[Records supplied]
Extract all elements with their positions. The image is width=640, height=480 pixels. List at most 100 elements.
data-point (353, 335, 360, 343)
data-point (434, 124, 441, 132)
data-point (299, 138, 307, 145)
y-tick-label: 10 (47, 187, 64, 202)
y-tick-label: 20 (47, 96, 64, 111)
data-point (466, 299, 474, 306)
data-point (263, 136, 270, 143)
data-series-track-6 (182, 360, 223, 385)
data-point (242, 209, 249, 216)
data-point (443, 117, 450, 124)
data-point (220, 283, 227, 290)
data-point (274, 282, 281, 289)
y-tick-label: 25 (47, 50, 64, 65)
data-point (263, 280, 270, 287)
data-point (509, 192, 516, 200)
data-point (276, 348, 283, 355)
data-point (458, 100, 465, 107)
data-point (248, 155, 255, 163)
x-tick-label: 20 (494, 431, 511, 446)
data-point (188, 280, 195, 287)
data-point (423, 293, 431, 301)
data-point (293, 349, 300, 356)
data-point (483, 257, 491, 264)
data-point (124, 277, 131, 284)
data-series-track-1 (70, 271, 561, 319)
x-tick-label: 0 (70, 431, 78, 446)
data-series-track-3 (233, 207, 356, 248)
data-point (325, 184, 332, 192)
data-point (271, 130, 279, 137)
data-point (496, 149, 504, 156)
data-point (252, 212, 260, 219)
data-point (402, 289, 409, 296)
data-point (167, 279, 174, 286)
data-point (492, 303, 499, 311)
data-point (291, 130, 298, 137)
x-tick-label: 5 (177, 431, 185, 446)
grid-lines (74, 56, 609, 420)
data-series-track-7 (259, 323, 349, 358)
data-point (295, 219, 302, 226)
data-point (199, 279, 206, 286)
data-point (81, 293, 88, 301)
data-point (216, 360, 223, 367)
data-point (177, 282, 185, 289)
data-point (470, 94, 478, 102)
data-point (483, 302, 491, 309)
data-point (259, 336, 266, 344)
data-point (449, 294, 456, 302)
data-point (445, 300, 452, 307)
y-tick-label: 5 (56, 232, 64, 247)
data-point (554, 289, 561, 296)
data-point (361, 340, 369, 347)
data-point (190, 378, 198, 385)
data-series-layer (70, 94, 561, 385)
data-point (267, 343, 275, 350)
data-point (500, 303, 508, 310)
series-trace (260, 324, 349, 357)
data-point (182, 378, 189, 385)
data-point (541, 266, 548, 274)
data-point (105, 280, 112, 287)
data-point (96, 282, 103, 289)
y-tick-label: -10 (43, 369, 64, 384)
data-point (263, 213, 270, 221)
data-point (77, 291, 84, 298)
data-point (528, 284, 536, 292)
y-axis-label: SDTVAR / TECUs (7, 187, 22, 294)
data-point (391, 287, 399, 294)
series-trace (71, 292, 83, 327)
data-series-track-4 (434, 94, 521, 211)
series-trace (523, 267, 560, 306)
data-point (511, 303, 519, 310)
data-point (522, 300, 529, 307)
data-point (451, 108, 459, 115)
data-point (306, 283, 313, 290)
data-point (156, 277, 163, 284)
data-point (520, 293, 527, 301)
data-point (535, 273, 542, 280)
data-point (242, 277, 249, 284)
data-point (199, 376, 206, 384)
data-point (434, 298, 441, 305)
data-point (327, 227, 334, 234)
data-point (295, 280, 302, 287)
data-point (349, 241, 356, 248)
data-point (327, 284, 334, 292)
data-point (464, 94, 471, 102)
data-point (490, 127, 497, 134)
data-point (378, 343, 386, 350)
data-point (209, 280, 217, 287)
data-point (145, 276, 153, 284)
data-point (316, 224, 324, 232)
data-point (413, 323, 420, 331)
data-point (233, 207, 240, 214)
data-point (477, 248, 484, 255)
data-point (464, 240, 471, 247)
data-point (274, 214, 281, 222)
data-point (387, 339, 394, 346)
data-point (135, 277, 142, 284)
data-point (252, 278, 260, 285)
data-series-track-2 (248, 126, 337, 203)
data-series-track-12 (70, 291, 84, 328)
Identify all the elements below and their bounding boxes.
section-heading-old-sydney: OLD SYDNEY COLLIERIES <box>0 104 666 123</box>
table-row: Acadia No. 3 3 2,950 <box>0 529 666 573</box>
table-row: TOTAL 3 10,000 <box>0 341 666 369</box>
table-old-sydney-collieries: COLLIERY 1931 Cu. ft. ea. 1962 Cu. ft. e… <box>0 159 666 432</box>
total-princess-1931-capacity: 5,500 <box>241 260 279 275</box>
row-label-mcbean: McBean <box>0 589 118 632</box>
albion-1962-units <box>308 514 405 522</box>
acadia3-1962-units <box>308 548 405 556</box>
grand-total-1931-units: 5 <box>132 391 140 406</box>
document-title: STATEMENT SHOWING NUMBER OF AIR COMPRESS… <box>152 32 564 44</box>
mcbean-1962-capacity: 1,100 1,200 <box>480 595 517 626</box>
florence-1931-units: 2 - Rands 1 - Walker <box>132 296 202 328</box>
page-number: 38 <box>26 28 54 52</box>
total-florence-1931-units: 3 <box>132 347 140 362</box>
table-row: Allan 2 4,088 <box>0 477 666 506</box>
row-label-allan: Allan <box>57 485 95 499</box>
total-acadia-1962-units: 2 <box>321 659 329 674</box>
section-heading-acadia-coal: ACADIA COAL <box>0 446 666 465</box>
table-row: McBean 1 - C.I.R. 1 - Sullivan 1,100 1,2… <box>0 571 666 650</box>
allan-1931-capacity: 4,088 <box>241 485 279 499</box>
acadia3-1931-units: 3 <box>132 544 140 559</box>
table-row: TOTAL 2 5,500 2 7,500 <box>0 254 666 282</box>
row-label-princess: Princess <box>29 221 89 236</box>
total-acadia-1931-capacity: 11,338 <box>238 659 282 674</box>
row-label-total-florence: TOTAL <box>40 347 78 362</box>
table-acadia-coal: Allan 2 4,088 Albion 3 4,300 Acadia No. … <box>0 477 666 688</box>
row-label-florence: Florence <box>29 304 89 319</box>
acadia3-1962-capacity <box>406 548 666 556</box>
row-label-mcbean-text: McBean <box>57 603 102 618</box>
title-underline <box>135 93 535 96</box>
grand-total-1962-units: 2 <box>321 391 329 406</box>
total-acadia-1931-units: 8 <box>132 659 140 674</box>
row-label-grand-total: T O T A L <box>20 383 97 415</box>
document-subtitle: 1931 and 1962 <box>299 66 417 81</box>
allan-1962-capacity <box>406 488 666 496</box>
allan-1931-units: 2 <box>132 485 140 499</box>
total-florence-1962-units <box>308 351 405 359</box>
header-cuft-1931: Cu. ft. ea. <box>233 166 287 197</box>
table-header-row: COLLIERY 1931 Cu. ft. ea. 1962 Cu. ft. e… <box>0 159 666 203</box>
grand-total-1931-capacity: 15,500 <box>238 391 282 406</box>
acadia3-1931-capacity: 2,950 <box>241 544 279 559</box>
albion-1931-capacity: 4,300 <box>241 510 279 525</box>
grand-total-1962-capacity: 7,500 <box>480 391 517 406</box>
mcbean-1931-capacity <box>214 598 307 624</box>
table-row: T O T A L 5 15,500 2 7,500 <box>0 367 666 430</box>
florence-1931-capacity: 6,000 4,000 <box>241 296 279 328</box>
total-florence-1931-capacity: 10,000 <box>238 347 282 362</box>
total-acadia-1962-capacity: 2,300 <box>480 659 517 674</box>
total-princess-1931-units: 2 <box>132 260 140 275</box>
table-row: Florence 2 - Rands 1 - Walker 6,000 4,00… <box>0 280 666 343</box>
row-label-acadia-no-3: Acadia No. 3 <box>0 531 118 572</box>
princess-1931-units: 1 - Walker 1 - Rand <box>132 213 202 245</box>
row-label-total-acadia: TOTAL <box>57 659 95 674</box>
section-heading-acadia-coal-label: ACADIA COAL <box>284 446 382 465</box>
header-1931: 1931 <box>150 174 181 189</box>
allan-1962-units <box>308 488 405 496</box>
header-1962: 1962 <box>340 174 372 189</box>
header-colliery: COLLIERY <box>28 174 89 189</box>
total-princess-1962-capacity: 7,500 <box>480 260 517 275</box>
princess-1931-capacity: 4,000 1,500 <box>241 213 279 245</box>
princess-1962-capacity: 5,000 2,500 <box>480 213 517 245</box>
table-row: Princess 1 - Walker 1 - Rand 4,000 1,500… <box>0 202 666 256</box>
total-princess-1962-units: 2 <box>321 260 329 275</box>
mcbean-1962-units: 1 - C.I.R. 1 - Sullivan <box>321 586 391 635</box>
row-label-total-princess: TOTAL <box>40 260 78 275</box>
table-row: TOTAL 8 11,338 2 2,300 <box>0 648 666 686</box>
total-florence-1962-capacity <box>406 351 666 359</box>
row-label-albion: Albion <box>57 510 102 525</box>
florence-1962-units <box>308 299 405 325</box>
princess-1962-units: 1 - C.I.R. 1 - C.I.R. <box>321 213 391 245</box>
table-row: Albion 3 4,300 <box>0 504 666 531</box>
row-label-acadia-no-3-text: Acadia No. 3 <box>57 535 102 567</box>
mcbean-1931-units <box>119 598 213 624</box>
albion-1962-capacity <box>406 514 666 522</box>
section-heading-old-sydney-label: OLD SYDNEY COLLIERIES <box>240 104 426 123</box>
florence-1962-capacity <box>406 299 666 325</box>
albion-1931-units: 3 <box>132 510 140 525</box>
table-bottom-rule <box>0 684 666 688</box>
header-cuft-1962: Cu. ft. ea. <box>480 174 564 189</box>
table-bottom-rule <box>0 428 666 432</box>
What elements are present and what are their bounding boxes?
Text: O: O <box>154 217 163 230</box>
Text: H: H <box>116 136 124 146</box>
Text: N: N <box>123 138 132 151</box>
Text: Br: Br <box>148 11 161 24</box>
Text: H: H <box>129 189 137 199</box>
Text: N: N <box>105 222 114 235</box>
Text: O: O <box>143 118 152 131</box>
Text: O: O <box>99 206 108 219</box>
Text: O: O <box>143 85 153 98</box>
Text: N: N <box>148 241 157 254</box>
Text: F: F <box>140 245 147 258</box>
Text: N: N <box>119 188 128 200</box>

[Your task]
In the entries from the first line through the line containing "data-series-track-7 (259, 323, 349, 358)", inclusive, replace "x-tick-label" with "x-axis-label" and give those lines back with nothing else changed.

[Result]
Extract all elements with their positions. The image is width=640, height=480 pixels. List at most 100 elements.
data-point (353, 335, 360, 343)
data-point (434, 124, 441, 132)
data-point (299, 138, 307, 145)
y-tick-label: 10 (47, 187, 64, 202)
y-tick-label: 20 (47, 96, 64, 111)
data-point (466, 299, 474, 306)
data-point (263, 136, 270, 143)
data-series-track-6 (182, 360, 223, 385)
data-point (242, 209, 249, 216)
data-point (443, 117, 450, 124)
data-point (220, 283, 227, 290)
data-point (274, 282, 281, 289)
y-tick-label: 25 (47, 50, 64, 65)
data-point (263, 280, 270, 287)
data-point (509, 192, 516, 200)
data-point (276, 348, 283, 355)
data-point (458, 100, 465, 107)
data-point (248, 155, 255, 163)
x-axis-label: 20 (494, 431, 511, 446)
data-point (188, 280, 195, 287)
data-point (423, 293, 431, 301)
data-point (293, 349, 300, 356)
data-point (483, 257, 491, 264)
data-point (124, 277, 131, 284)
data-series-track-1 (70, 271, 561, 319)
x-axis-label: 0 (70, 431, 78, 446)
data-series-track-3 (233, 207, 356, 248)
data-point (325, 184, 332, 192)
data-point (271, 130, 279, 137)
data-point (496, 149, 504, 156)
data-point (252, 212, 260, 219)
data-point (402, 289, 409, 296)
data-point (167, 279, 174, 286)
data-point (492, 303, 499, 311)
data-point (291, 130, 298, 137)
x-axis-label: 5 (177, 431, 185, 446)
grid-lines (74, 56, 609, 420)
data-series-track-7 (259, 323, 349, 358)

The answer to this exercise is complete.